**Parts of the exercise:**
• 1. Answer these questions using the MCU2 sleep discussion:
(a) How often, and for about how long, does the first writer intentionally wake the car?
(b) What device did the posted graph come from?
(c) At what time each day does the second writer get the data?
• 2. For each statement, decide whether it agrees with the MCU2 sleep discussion. Answer yes or no, and quote the deciding words.
(a) The first writer sees the equivalent of about a continuous 30W draw averaged over a 24-hour period.
(b) The first writer's average cost is about 50 cents a day.
(c) The second writer's car has the wiring capability to use the standby power supply in the pack.
• 3. Rewrite everything in the MCU2 sleep discussion from "Thanks for the" down to "the HVB itself.", replacing "router" with "modem".

**Page excerpt:**
--------------------------------
I do see that MCU2 has a different sleep behavior than MCU1. I actually had to make some revisions to how my data collection program works after the MCU2 upgrade to still get occasional data without keeping it awake all the time. I figured out a way that I can passively 'watch' the car without waking it up if I want. What I will see is it wakes up (responds to requests for data) maybe every 4-7 hours during the day, says awake for about 20 minutes, then goes back asleep/offline. I think that represents when car periodically energizes the contactors to supply power from HVB to recharge the 12V battery. I do intentionally wake my car every 6 hours for about 20 minutes. That's to ensure I get at least 4 groups of data samples a day to allow me to keep an eye on my SOC and tracking statistics. Even doing that I see what's equivalent of about a continuous 30W draw averaged over a 24 hr period. I might be able to reduce that a little, but honestly it's lower than I was averaging with MCU1 and the way I was pulling data, and given that's about 10 cents a day average cost for me, I figure if I'm worried about lowering my home electric usage/bill further, I have much bigger opportunities!

I'm not disputing there may be a difference with your car, being an older model than mine, but just sharing more of what I'm seeing in case it might help spark some ideas for you.

Thanks for the feedback.

The graph I posted is from my router. To take the measurements, I've been leaving the car totally undisturbed in a 24-hour window, except at 10:00 AM every day to get the data, when I either connect via the app or physically go to the car to read the RM and SOC.

Also, keep in mind the other factor, as it relates to how your car sleep pattern is different from mine, is the MCU2 in your 2016 refresh car uses the standby power supply in your pack, whereas my car does not have the wiring capability to do so. My MCU2 power source appears to be the HVB itself.
--------------------------------
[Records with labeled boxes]
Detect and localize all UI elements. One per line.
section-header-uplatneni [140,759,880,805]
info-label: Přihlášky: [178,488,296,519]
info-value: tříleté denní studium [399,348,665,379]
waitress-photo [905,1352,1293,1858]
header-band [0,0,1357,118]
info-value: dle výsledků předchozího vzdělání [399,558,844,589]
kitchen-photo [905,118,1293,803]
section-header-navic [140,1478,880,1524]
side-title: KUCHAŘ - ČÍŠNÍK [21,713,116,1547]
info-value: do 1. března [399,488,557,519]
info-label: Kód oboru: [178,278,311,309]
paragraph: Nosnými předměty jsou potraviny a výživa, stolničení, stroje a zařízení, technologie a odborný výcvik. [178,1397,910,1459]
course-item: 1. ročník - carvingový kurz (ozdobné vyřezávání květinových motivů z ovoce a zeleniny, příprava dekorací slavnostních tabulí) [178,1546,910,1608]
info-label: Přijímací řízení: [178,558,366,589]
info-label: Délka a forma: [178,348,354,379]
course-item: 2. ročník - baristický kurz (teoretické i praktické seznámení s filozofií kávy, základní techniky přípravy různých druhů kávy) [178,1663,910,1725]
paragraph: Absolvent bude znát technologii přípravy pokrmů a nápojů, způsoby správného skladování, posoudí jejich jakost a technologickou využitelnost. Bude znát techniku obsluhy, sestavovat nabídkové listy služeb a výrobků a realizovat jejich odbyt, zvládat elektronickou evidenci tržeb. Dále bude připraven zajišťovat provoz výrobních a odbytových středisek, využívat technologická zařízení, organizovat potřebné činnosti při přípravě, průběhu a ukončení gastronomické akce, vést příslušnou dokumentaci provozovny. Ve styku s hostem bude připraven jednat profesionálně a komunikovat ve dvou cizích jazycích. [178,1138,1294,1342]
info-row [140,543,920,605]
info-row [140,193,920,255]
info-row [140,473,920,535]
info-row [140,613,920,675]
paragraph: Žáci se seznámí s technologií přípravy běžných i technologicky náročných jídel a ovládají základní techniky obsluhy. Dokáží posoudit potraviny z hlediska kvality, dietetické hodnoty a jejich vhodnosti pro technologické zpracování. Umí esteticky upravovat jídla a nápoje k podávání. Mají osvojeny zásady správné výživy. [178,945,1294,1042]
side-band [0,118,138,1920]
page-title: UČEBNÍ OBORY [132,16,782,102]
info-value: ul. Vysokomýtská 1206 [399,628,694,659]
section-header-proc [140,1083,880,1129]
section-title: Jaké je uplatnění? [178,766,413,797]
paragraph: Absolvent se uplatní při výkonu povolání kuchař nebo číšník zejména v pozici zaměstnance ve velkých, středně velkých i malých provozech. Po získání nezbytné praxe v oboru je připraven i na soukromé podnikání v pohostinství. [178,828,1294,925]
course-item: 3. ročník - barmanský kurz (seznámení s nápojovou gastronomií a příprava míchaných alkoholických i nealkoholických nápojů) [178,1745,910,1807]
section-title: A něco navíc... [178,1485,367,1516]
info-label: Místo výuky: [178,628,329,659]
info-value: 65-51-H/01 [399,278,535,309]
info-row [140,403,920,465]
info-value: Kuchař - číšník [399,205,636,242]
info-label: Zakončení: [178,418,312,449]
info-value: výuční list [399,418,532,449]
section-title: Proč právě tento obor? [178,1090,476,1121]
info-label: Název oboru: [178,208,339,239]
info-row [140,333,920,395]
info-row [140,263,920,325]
--------------------------------
**Correct answers:**
• 1.
(a) Every 6 hours, for about 20 minutes.
(b) The writer's router.
(c) At 10:00 AM.

• 2.
(a) Yes: "Even doing that I see what's equivalent of about a continuous 30W draw averaged over a 24 hr period."
(b) No: "that's about 10 cents a day average cost for me"
(c) No: "whereas my car does not have the wiring capability to do so"

• 3.
Thanks for the feedback.

The graph I posted is from my modem. To take the measurements, I've been leaving the car totally undisturbed in a 24-hour window, except at 10:00 AM every day to get the data, when I either connect via the app or physically go to the car to read the RM and SOC.

Also, keep in mind the other factor, as it relates to how your car sleep pattern is different from mine, is the MCU2 in your 2016 refresh car uses the standby power supply in your pack, whereas my car does not have the wiring capability to do so. My MCU2 power source appears to be the HVB itself.